(Data entries)
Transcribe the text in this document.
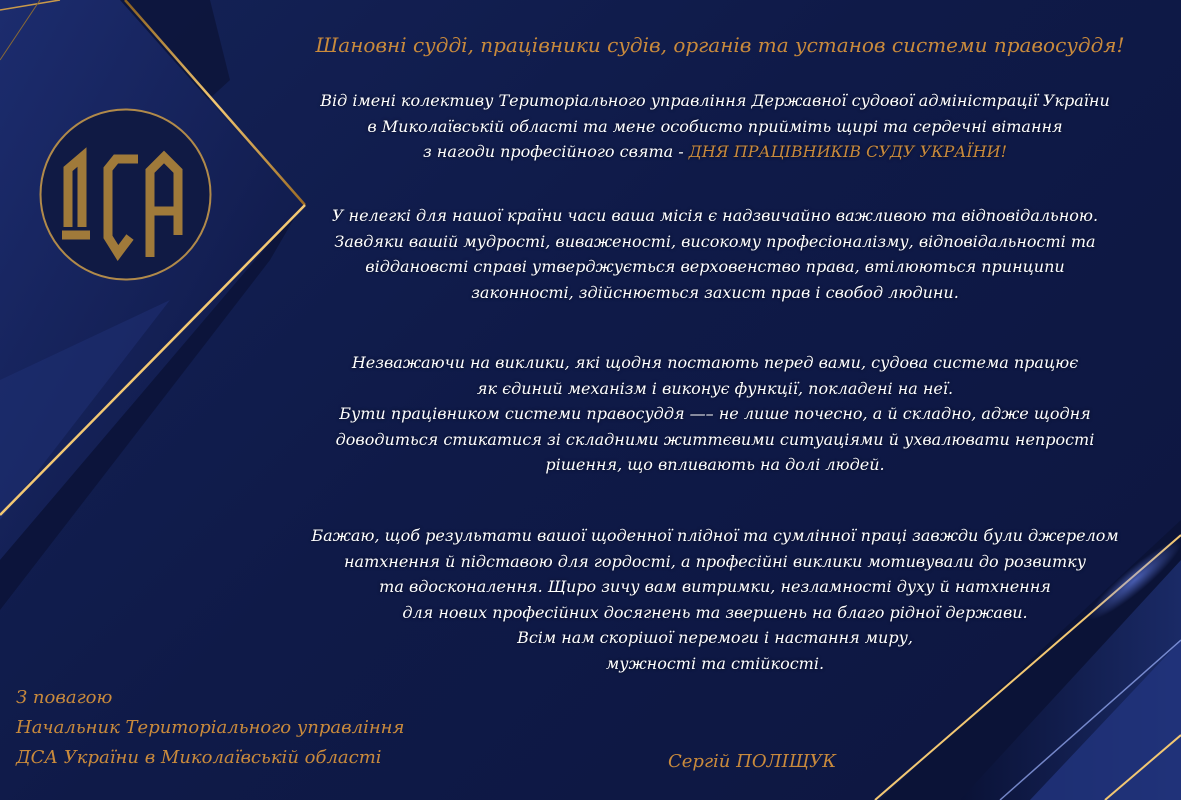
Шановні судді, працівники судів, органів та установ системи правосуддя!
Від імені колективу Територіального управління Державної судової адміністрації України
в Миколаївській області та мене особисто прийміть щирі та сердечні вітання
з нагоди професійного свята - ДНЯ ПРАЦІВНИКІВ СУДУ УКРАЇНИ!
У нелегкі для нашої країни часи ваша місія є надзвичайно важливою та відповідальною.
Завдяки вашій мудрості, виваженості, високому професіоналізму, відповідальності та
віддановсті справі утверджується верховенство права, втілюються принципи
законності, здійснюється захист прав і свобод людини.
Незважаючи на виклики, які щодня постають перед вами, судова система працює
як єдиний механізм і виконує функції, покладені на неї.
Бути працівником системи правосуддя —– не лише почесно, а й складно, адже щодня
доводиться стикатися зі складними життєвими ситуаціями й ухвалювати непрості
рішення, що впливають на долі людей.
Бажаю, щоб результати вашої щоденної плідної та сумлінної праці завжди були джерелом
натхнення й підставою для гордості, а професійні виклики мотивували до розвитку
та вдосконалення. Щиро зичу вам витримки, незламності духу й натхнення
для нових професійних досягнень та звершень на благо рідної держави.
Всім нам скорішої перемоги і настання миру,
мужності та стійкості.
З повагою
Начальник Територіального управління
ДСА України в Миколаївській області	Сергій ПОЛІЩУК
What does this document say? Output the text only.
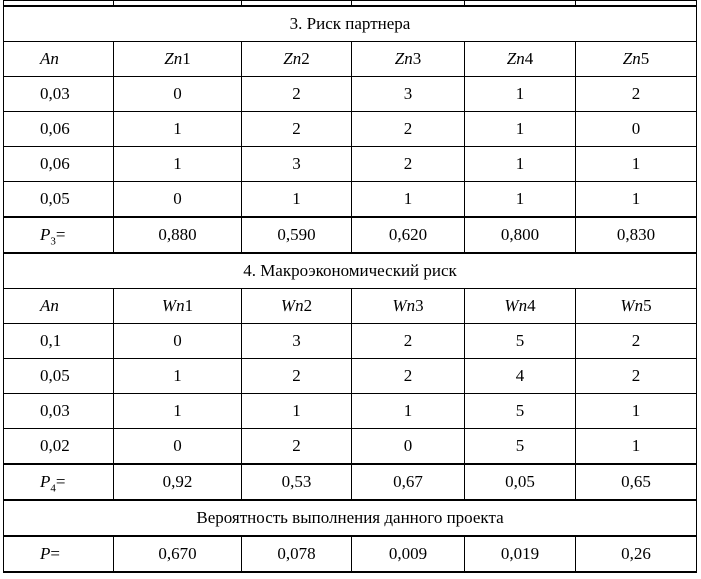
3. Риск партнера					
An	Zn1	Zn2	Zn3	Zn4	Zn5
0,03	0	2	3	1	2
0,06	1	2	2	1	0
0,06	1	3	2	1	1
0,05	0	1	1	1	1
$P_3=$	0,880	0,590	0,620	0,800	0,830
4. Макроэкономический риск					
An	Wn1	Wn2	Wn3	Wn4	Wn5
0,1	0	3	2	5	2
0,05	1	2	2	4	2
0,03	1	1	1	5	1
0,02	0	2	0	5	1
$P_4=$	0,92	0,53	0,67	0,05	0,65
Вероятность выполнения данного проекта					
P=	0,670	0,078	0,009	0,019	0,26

Problem details:
State how many lines of the records above contain the word "text", and give only that number.

Exercise result:
2